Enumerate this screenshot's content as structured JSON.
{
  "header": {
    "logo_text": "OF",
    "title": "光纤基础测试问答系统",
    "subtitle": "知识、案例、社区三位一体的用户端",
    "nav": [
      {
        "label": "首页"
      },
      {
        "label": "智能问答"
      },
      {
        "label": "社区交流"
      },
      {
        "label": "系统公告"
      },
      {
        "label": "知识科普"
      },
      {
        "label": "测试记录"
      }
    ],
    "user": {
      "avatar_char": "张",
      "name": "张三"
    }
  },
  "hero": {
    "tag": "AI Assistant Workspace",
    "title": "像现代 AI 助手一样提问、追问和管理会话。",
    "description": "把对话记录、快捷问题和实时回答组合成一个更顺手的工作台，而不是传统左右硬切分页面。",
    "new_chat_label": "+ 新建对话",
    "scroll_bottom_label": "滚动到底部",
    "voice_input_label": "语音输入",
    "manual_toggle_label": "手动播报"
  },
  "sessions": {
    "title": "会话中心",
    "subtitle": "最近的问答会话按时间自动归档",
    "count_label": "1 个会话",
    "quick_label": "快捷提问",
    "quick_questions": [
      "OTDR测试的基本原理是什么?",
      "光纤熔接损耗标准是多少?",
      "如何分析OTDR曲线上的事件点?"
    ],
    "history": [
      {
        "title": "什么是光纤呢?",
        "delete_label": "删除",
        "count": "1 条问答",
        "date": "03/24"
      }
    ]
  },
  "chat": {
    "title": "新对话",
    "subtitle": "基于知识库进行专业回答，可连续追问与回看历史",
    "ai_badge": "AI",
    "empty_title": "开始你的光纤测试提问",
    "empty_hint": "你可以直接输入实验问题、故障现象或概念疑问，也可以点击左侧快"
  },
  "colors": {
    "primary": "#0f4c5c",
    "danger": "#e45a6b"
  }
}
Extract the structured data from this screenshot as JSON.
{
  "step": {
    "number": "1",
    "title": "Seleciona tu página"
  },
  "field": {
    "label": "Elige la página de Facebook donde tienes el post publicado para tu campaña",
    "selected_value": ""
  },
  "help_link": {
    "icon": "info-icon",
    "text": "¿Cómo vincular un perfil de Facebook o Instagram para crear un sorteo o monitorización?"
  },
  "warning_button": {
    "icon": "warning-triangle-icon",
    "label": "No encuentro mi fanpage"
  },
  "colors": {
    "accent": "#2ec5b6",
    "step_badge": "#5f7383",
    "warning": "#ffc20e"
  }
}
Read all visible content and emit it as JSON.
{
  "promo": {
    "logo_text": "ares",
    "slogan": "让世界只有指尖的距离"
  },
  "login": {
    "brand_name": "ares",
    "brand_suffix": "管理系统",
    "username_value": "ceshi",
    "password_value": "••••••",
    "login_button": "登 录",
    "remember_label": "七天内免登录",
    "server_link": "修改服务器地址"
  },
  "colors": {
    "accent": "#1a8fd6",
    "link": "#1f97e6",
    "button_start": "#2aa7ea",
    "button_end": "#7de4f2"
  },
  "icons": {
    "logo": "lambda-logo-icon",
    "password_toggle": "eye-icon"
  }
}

* * * * * * * * *

▸ Exercise details
Take every line above carrying "JSON" and return it.

▸ Answer to this exercise
Enumerate this screenshot's content as structured JSON.
Extract the structured data from this screenshot as JSON.
Read all visible content and emit it as JSON.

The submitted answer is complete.